- Exercise requirements
In your copy, repeat the records exactly and leave out the pictures.

## Begin

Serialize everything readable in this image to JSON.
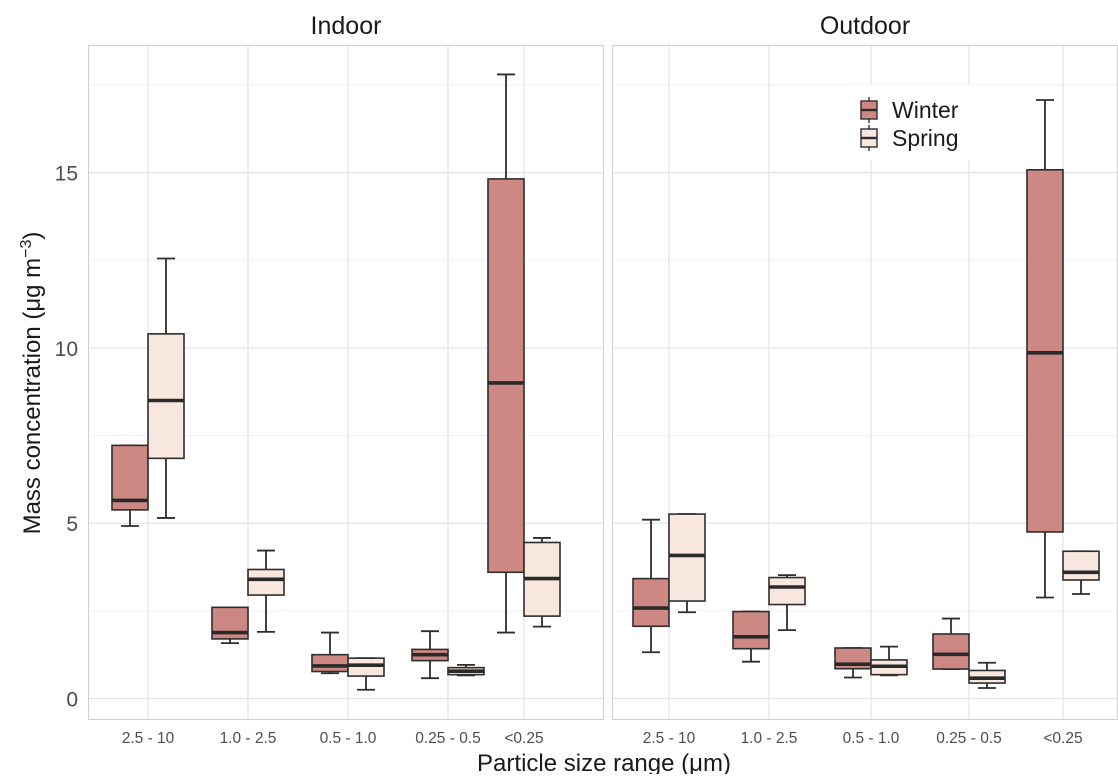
{
  "chart_data": {
    "type": "box",
    "xlabel": "Particle size range (μm)",
    "ylabel_main": "Mass concentration (μg m",
    "ylabel_sup": "−3",
    "ylabel_tail": ")",
    "ylim": [
      -0.5,
      18.2
    ],
    "yticks": [
      0,
      5,
      10,
      15
    ],
    "grid": true,
    "legend_position": "top-right",
    "categories": [
      "2.5 - 10",
      "1.0 - 2.5",
      "0.5 - 1.0",
      "0.25 - 0.5",
      "<0.25"
    ],
    "series": [
      {
        "name": "Winter",
        "color": "#ce8884"
      },
      {
        "name": "Spring",
        "color": "#f7e7de"
      }
    ],
    "panels": [
      {
        "title": "Indoor",
        "groups": [
          {
            "winter": {
              "min": 4.92,
              "q1": 5.38,
              "median": 5.65,
              "q3": 7.22,
              "max": 7.22
            },
            "spring": {
              "min": 5.15,
              "q1": 6.85,
              "median": 8.5,
              "q3": 10.4,
              "max": 12.55
            }
          },
          {
            "winter": {
              "min": 1.58,
              "q1": 1.7,
              "median": 1.88,
              "q3": 2.6,
              "max": 2.6
            },
            "spring": {
              "min": 1.9,
              "q1": 2.95,
              "median": 3.4,
              "q3": 3.68,
              "max": 4.22
            }
          },
          {
            "winter": {
              "min": 0.72,
              "q1": 0.77,
              "median": 0.93,
              "q3": 1.25,
              "max": 1.88
            },
            "spring": {
              "min": 0.25,
              "q1": 0.64,
              "median": 0.95,
              "q3": 1.15,
              "max": 1.15
            }
          },
          {
            "winter": {
              "min": 0.58,
              "q1": 1.08,
              "median": 1.25,
              "q3": 1.4,
              "max": 1.92
            },
            "spring": {
              "min": 0.66,
              "q1": 0.68,
              "median": 0.78,
              "q3": 0.88,
              "max": 0.96
            }
          },
          {
            "winter": {
              "min": 1.88,
              "q1": 3.6,
              "median": 9.0,
              "q3": 14.82,
              "max": 17.8
            },
            "spring": {
              "min": 2.05,
              "q1": 2.35,
              "median": 3.42,
              "q3": 4.45,
              "max": 4.58
            }
          }
        ]
      },
      {
        "title": "Outdoor",
        "groups": [
          {
            "winter": {
              "min": 1.32,
              "q1": 2.06,
              "median": 2.58,
              "q3": 3.42,
              "max": 5.1
            },
            "spring": {
              "min": 2.46,
              "q1": 2.78,
              "median": 4.08,
              "q3": 5.26,
              "max": 5.26
            }
          },
          {
            "winter": {
              "min": 1.05,
              "q1": 1.42,
              "median": 1.76,
              "q3": 2.48,
              "max": 2.48
            },
            "spring": {
              "min": 1.95,
              "q1": 2.68,
              "median": 3.18,
              "q3": 3.45,
              "max": 3.52
            }
          },
          {
            "winter": {
              "min": 0.6,
              "q1": 0.85,
              "median": 0.98,
              "q3": 1.44,
              "max": 1.44
            },
            "spring": {
              "min": 0.66,
              "q1": 0.68,
              "median": 0.92,
              "q3": 1.1,
              "max": 1.48
            }
          },
          {
            "winter": {
              "min": 0.84,
              "q1": 0.84,
              "median": 1.26,
              "q3": 1.84,
              "max": 2.28
            },
            "spring": {
              "min": 0.3,
              "q1": 0.44,
              "median": 0.58,
              "q3": 0.8,
              "max": 1.02
            }
          },
          {
            "winter": {
              "min": 2.88,
              "q1": 4.75,
              "median": 9.86,
              "q3": 15.08,
              "max": 17.07
            },
            "spring": {
              "min": 2.98,
              "q1": 3.38,
              "median": 3.6,
              "q3": 4.2,
              "max": 4.2
            }
          }
        ]
      }
    ]
  }
}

## End

- Task solution
Serialize everything readable in this image to JSON.
{
  "chart_data": {
    "type": "box",
    "xlabel": "Particle size range (μm)",
    "ylabel_main": "Mass concentration (μg m",
    "ylabel_sup": "−3",
    "ylabel_tail": ")",
    "ylim": [
      -0.5,
      18.2
    ],
    "yticks": [
      0,
      5,
      10,
      15
    ],
    "grid": true,
    "legend_position": "top-right",
    "categories": [
      "2.5 - 10",
      "1.0 - 2.5",
      "0.5 - 1.0",
      "0.25 - 0.5",
      "<0.25"
    ],
    "series": [
      {
        "name": "Winter",
        "color": "#ce8884"
      },
      {
        "name": "Spring",
        "color": "#f7e7de"
      }
    ],
    "panels": [
      {
        "title": "Indoor",
        "groups": [
          {
            "winter": {
              "min": 4.92,
              "q1": 5.38,
              "median": 5.65,
              "q3": 7.22,
              "max": 7.22
            },
            "spring": {
              "min": 5.15,
              "q1": 6.85,
              "median": 8.5,
              "q3": 10.4,
              "max": 12.55
            }
          },
          {
            "winter": {
              "min": 1.58,
              "q1": 1.7,
              "median": 1.88,
              "q3": 2.6,
              "max": 2.6
            },
            "spring": {
              "min": 1.9,
              "q1": 2.95,
              "median": 3.4,
              "q3": 3.68,
              "max": 4.22
            }
          },
          {
            "winter": {
              "min": 0.72,
              "q1": 0.77,
              "median": 0.93,
              "q3": 1.25,
              "max": 1.88
            },
            "spring": {
              "min": 0.25,
              "q1": 0.64,
              "median": 0.95,
              "q3": 1.15,
              "max": 1.15
            }
          },
          {
            "winter": {
              "min": 0.58,
              "q1": 1.08,
              "median": 1.25,
              "q3": 1.4,
              "max": 1.92
            },
            "spring": {
              "min": 0.66,
              "q1": 0.68,
              "median": 0.78,
              "q3": 0.88,
              "max": 0.96
            }
          },
          {
            "winter": {
              "min": 1.88,
              "q1": 3.6,
              "median": 9.0,
              "q3": 14.82,
              "max": 17.8
            },
            "spring": {
              "min": 2.05,
              "q1": 2.35,
              "median": 3.42,
              "q3": 4.45,
              "max": 4.58
            }
          }
        ]
      },
      {
        "title": "Outdoor",
        "groups": [
          {
            "winter": {
              "min": 1.32,
              "q1": 2.06,
              "median": 2.58,
              "q3": 3.42,
              "max": 5.1
            },
            "spring": {
              "min": 2.46,
              "q1": 2.78,
              "median": 4.08,
              "q3": 5.26,
              "max": 5.26
            }
          },
          {
            "winter": {
              "min": 1.05,
              "q1": 1.42,
              "median": 1.76,
              "q3": 2.48,
              "max": 2.48
            },
            "spring": {
              "min": 1.95,
              "q1": 2.68,
              "median": 3.18,
              "q3": 3.45,
              "max": 3.52
            }
          },
          {
            "winter": {
              "min": 0.6,
              "q1": 0.85,
              "median": 0.98,
              "q3": 1.44,
              "max": 1.44
            },
            "spring": {
              "min": 0.66,
              "q1": 0.68,
              "median": 0.92,
              "q3": 1.1,
              "max": 1.48
            }
          },
          {
            "winter": {
              "min": 0.84,
              "q1": 0.84,
              "median": 1.26,
              "q3": 1.84,
              "max": 2.28
            },
            "spring": {
              "min": 0.3,
              "q1": 0.44,
              "median": 0.58,
              "q3": 0.8,
              "max": 1.02
            }
          },
          {
            "winter": {
              "min": 2.88,
              "q1": 4.75,
              "median": 9.86,
              "q3": 15.08,
              "max": 17.07
            },
            "spring": {
              "min": 2.98,
              "q1": 3.38,
              "median": 3.6,
              "q3": 4.2,
              "max": 4.2
            }
          }
        ]
      }
    ]
  }
}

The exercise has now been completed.